### [Your goal]
Type out the complete listing below word for word, without its pictures.

### [Source records]

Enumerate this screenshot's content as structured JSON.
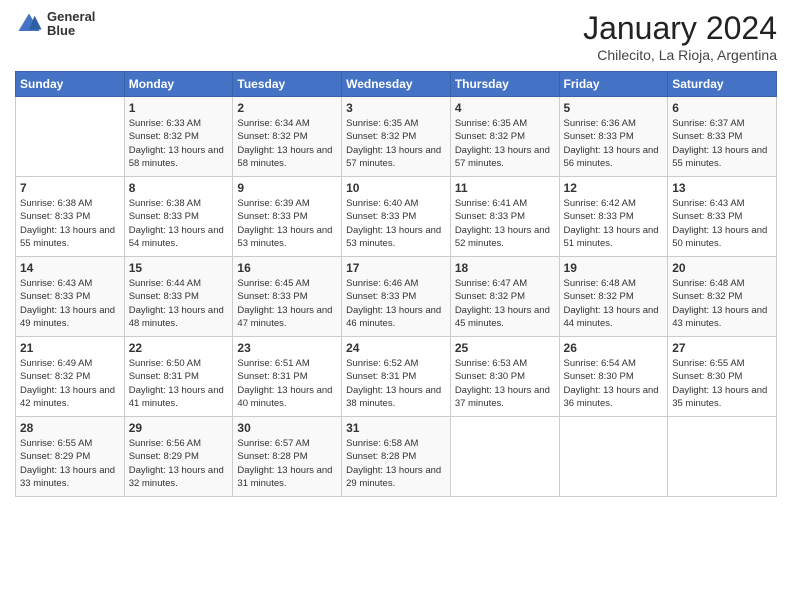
{
  "header": {
    "logo_line1": "General",
    "logo_line2": "Blue",
    "month_year": "January 2024",
    "location": "Chilecito, La Rioja, Argentina"
  },
  "weekdays": [
    "Sunday",
    "Monday",
    "Tuesday",
    "Wednesday",
    "Thursday",
    "Friday",
    "Saturday"
  ],
  "weeks": [
    [
      {
        "day": "",
        "sunrise": "",
        "sunset": "",
        "daylight": ""
      },
      {
        "day": "1",
        "sunrise": "Sunrise: 6:33 AM",
        "sunset": "Sunset: 8:32 PM",
        "daylight": "Daylight: 13 hours and 58 minutes."
      },
      {
        "day": "2",
        "sunrise": "Sunrise: 6:34 AM",
        "sunset": "Sunset: 8:32 PM",
        "daylight": "Daylight: 13 hours and 58 minutes."
      },
      {
        "day": "3",
        "sunrise": "Sunrise: 6:35 AM",
        "sunset": "Sunset: 8:32 PM",
        "daylight": "Daylight: 13 hours and 57 minutes."
      },
      {
        "day": "4",
        "sunrise": "Sunrise: 6:35 AM",
        "sunset": "Sunset: 8:32 PM",
        "daylight": "Daylight: 13 hours and 57 minutes."
      },
      {
        "day": "5",
        "sunrise": "Sunrise: 6:36 AM",
        "sunset": "Sunset: 8:33 PM",
        "daylight": "Daylight: 13 hours and 56 minutes."
      },
      {
        "day": "6",
        "sunrise": "Sunrise: 6:37 AM",
        "sunset": "Sunset: 8:33 PM",
        "daylight": "Daylight: 13 hours and 55 minutes."
      }
    ],
    [
      {
        "day": "7",
        "sunrise": "Sunrise: 6:38 AM",
        "sunset": "Sunset: 8:33 PM",
        "daylight": "Daylight: 13 hours and 55 minutes."
      },
      {
        "day": "8",
        "sunrise": "Sunrise: 6:38 AM",
        "sunset": "Sunset: 8:33 PM",
        "daylight": "Daylight: 13 hours and 54 minutes."
      },
      {
        "day": "9",
        "sunrise": "Sunrise: 6:39 AM",
        "sunset": "Sunset: 8:33 PM",
        "daylight": "Daylight: 13 hours and 53 minutes."
      },
      {
        "day": "10",
        "sunrise": "Sunrise: 6:40 AM",
        "sunset": "Sunset: 8:33 PM",
        "daylight": "Daylight: 13 hours and 53 minutes."
      },
      {
        "day": "11",
        "sunrise": "Sunrise: 6:41 AM",
        "sunset": "Sunset: 8:33 PM",
        "daylight": "Daylight: 13 hours and 52 minutes."
      },
      {
        "day": "12",
        "sunrise": "Sunrise: 6:42 AM",
        "sunset": "Sunset: 8:33 PM",
        "daylight": "Daylight: 13 hours and 51 minutes."
      },
      {
        "day": "13",
        "sunrise": "Sunrise: 6:43 AM",
        "sunset": "Sunset: 8:33 PM",
        "daylight": "Daylight: 13 hours and 50 minutes."
      }
    ],
    [
      {
        "day": "14",
        "sunrise": "Sunrise: 6:43 AM",
        "sunset": "Sunset: 8:33 PM",
        "daylight": "Daylight: 13 hours and 49 minutes."
      },
      {
        "day": "15",
        "sunrise": "Sunrise: 6:44 AM",
        "sunset": "Sunset: 8:33 PM",
        "daylight": "Daylight: 13 hours and 48 minutes."
      },
      {
        "day": "16",
        "sunrise": "Sunrise: 6:45 AM",
        "sunset": "Sunset: 8:33 PM",
        "daylight": "Daylight: 13 hours and 47 minutes."
      },
      {
        "day": "17",
        "sunrise": "Sunrise: 6:46 AM",
        "sunset": "Sunset: 8:33 PM",
        "daylight": "Daylight: 13 hours and 46 minutes."
      },
      {
        "day": "18",
        "sunrise": "Sunrise: 6:47 AM",
        "sunset": "Sunset: 8:32 PM",
        "daylight": "Daylight: 13 hours and 45 minutes."
      },
      {
        "day": "19",
        "sunrise": "Sunrise: 6:48 AM",
        "sunset": "Sunset: 8:32 PM",
        "daylight": "Daylight: 13 hours and 44 minutes."
      },
      {
        "day": "20",
        "sunrise": "Sunrise: 6:48 AM",
        "sunset": "Sunset: 8:32 PM",
        "daylight": "Daylight: 13 hours and 43 minutes."
      }
    ],
    [
      {
        "day": "21",
        "sunrise": "Sunrise: 6:49 AM",
        "sunset": "Sunset: 8:32 PM",
        "daylight": "Daylight: 13 hours and 42 minutes."
      },
      {
        "day": "22",
        "sunrise": "Sunrise: 6:50 AM",
        "sunset": "Sunset: 8:31 PM",
        "daylight": "Daylight: 13 hours and 41 minutes."
      },
      {
        "day": "23",
        "sunrise": "Sunrise: 6:51 AM",
        "sunset": "Sunset: 8:31 PM",
        "daylight": "Daylight: 13 hours and 40 minutes."
      },
      {
        "day": "24",
        "sunrise": "Sunrise: 6:52 AM",
        "sunset": "Sunset: 8:31 PM",
        "daylight": "Daylight: 13 hours and 38 minutes."
      },
      {
        "day": "25",
        "sunrise": "Sunrise: 6:53 AM",
        "sunset": "Sunset: 8:30 PM",
        "daylight": "Daylight: 13 hours and 37 minutes."
      },
      {
        "day": "26",
        "sunrise": "Sunrise: 6:54 AM",
        "sunset": "Sunset: 8:30 PM",
        "daylight": "Daylight: 13 hours and 36 minutes."
      },
      {
        "day": "27",
        "sunrise": "Sunrise: 6:55 AM",
        "sunset": "Sunset: 8:30 PM",
        "daylight": "Daylight: 13 hours and 35 minutes."
      }
    ],
    [
      {
        "day": "28",
        "sunrise": "Sunrise: 6:55 AM",
        "sunset": "Sunset: 8:29 PM",
        "daylight": "Daylight: 13 hours and 33 minutes."
      },
      {
        "day": "29",
        "sunrise": "Sunrise: 6:56 AM",
        "sunset": "Sunset: 8:29 PM",
        "daylight": "Daylight: 13 hours and 32 minutes."
      },
      {
        "day": "30",
        "sunrise": "Sunrise: 6:57 AM",
        "sunset": "Sunset: 8:28 PM",
        "daylight": "Daylight: 13 hours and 31 minutes."
      },
      {
        "day": "31",
        "sunrise": "Sunrise: 6:58 AM",
        "sunset": "Sunset: 8:28 PM",
        "daylight": "Daylight: 13 hours and 29 minutes."
      },
      {
        "day": "",
        "sunrise": "",
        "sunset": "",
        "daylight": ""
      },
      {
        "day": "",
        "sunrise": "",
        "sunset": "",
        "daylight": ""
      },
      {
        "day": "",
        "sunrise": "",
        "sunset": "",
        "daylight": ""
      }
    ]
  ]
}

### [The reply]
Enumerate this screenshot's content as structured JSON.
{
  "header": {
    "logo_line1": "General",
    "logo_line2": "Blue",
    "month_year": "January 2024",
    "location": "Chilecito, La Rioja, Argentina"
  },
  "weekdays": [
    "Sunday",
    "Monday",
    "Tuesday",
    "Wednesday",
    "Thursday",
    "Friday",
    "Saturday"
  ],
  "weeks": [
    [
      {
        "day": "",
        "sunrise": "",
        "sunset": "",
        "daylight": ""
      },
      {
        "day": "1",
        "sunrise": "Sunrise: 6:33 AM",
        "sunset": "Sunset: 8:32 PM",
        "daylight": "Daylight: 13 hours and 58 minutes."
      },
      {
        "day": "2",
        "sunrise": "Sunrise: 6:34 AM",
        "sunset": "Sunset: 8:32 PM",
        "daylight": "Daylight: 13 hours and 58 minutes."
      },
      {
        "day": "3",
        "sunrise": "Sunrise: 6:35 AM",
        "sunset": "Sunset: 8:32 PM",
        "daylight": "Daylight: 13 hours and 57 minutes."
      },
      {
        "day": "4",
        "sunrise": "Sunrise: 6:35 AM",
        "sunset": "Sunset: 8:32 PM",
        "daylight": "Daylight: 13 hours and 57 minutes."
      },
      {
        "day": "5",
        "sunrise": "Sunrise: 6:36 AM",
        "sunset": "Sunset: 8:33 PM",
        "daylight": "Daylight: 13 hours and 56 minutes."
      },
      {
        "day": "6",
        "sunrise": "Sunrise: 6:37 AM",
        "sunset": "Sunset: 8:33 PM",
        "daylight": "Daylight: 13 hours and 55 minutes."
      }
    ],
    [
      {
        "day": "7",
        "sunrise": "Sunrise: 6:38 AM",
        "sunset": "Sunset: 8:33 PM",
        "daylight": "Daylight: 13 hours and 55 minutes."
      },
      {
        "day": "8",
        "sunrise": "Sunrise: 6:38 AM",
        "sunset": "Sunset: 8:33 PM",
        "daylight": "Daylight: 13 hours and 54 minutes."
      },
      {
        "day": "9",
        "sunrise": "Sunrise: 6:39 AM",
        "sunset": "Sunset: 8:33 PM",
        "daylight": "Daylight: 13 hours and 53 minutes."
      },
      {
        "day": "10",
        "sunrise": "Sunrise: 6:40 AM",
        "sunset": "Sunset: 8:33 PM",
        "daylight": "Daylight: 13 hours and 53 minutes."
      },
      {
        "day": "11",
        "sunrise": "Sunrise: 6:41 AM",
        "sunset": "Sunset: 8:33 PM",
        "daylight": "Daylight: 13 hours and 52 minutes."
      },
      {
        "day": "12",
        "sunrise": "Sunrise: 6:42 AM",
        "sunset": "Sunset: 8:33 PM",
        "daylight": "Daylight: 13 hours and 51 minutes."
      },
      {
        "day": "13",
        "sunrise": "Sunrise: 6:43 AM",
        "sunset": "Sunset: 8:33 PM",
        "daylight": "Daylight: 13 hours and 50 minutes."
      }
    ],
    [
      {
        "day": "14",
        "sunrise": "Sunrise: 6:43 AM",
        "sunset": "Sunset: 8:33 PM",
        "daylight": "Daylight: 13 hours and 49 minutes."
      },
      {
        "day": "15",
        "sunrise": "Sunrise: 6:44 AM",
        "sunset": "Sunset: 8:33 PM",
        "daylight": "Daylight: 13 hours and 48 minutes."
      },
      {
        "day": "16",
        "sunrise": "Sunrise: 6:45 AM",
        "sunset": "Sunset: 8:33 PM",
        "daylight": "Daylight: 13 hours and 47 minutes."
      },
      {
        "day": "17",
        "sunrise": "Sunrise: 6:46 AM",
        "sunset": "Sunset: 8:33 PM",
        "daylight": "Daylight: 13 hours and 46 minutes."
      },
      {
        "day": "18",
        "sunrise": "Sunrise: 6:47 AM",
        "sunset": "Sunset: 8:32 PM",
        "daylight": "Daylight: 13 hours and 45 minutes."
      },
      {
        "day": "19",
        "sunrise": "Sunrise: 6:48 AM",
        "sunset": "Sunset: 8:32 PM",
        "daylight": "Daylight: 13 hours and 44 minutes."
      },
      {
        "day": "20",
        "sunrise": "Sunrise: 6:48 AM",
        "sunset": "Sunset: 8:32 PM",
        "daylight": "Daylight: 13 hours and 43 minutes."
      }
    ],
    [
      {
        "day": "21",
        "sunrise": "Sunrise: 6:49 AM",
        "sunset": "Sunset: 8:32 PM",
        "daylight": "Daylight: 13 hours and 42 minutes."
      },
      {
        "day": "22",
        "sunrise": "Sunrise: 6:50 AM",
        "sunset": "Sunset: 8:31 PM",
        "daylight": "Daylight: 13 hours and 41 minutes."
      },
      {
        "day": "23",
        "sunrise": "Sunrise: 6:51 AM",
        "sunset": "Sunset: 8:31 PM",
        "daylight": "Daylight: 13 hours and 40 minutes."
      },
      {
        "day": "24",
        "sunrise": "Sunrise: 6:52 AM",
        "sunset": "Sunset: 8:31 PM",
        "daylight": "Daylight: 13 hours and 38 minutes."
      },
      {
        "day": "25",
        "sunrise": "Sunrise: 6:53 AM",
        "sunset": "Sunset: 8:30 PM",
        "daylight": "Daylight: 13 hours and 37 minutes."
      },
      {
        "day": "26",
        "sunrise": "Sunrise: 6:54 AM",
        "sunset": "Sunset: 8:30 PM",
        "daylight": "Daylight: 13 hours and 36 minutes."
      },
      {
        "day": "27",
        "sunrise": "Sunrise: 6:55 AM",
        "sunset": "Sunset: 8:30 PM",
        "daylight": "Daylight: 13 hours and 35 minutes."
      }
    ],
    [
      {
        "day": "28",
        "sunrise": "Sunrise: 6:55 AM",
        "sunset": "Sunset: 8:29 PM",
        "daylight": "Daylight: 13 hours and 33 minutes."
      },
      {
        "day": "29",
        "sunrise": "Sunrise: 6:56 AM",
        "sunset": "Sunset: 8:29 PM",
        "daylight": "Daylight: 13 hours and 32 minutes."
      },
      {
        "day": "30",
        "sunrise": "Sunrise: 6:57 AM",
        "sunset": "Sunset: 8:28 PM",
        "daylight": "Daylight: 13 hours and 31 minutes."
      },
      {
        "day": "31",
        "sunrise": "Sunrise: 6:58 AM",
        "sunset": "Sunset: 8:28 PM",
        "daylight": "Daylight: 13 hours and 29 minutes."
      },
      {
        "day": "",
        "sunrise": "",
        "sunset": "",
        "daylight": ""
      },
      {
        "day": "",
        "sunrise": "",
        "sunset": "",
        "daylight": ""
      },
      {
        "day": "",
        "sunrise": "",
        "sunset": "",
        "daylight": ""
      }
    ]
  ]
}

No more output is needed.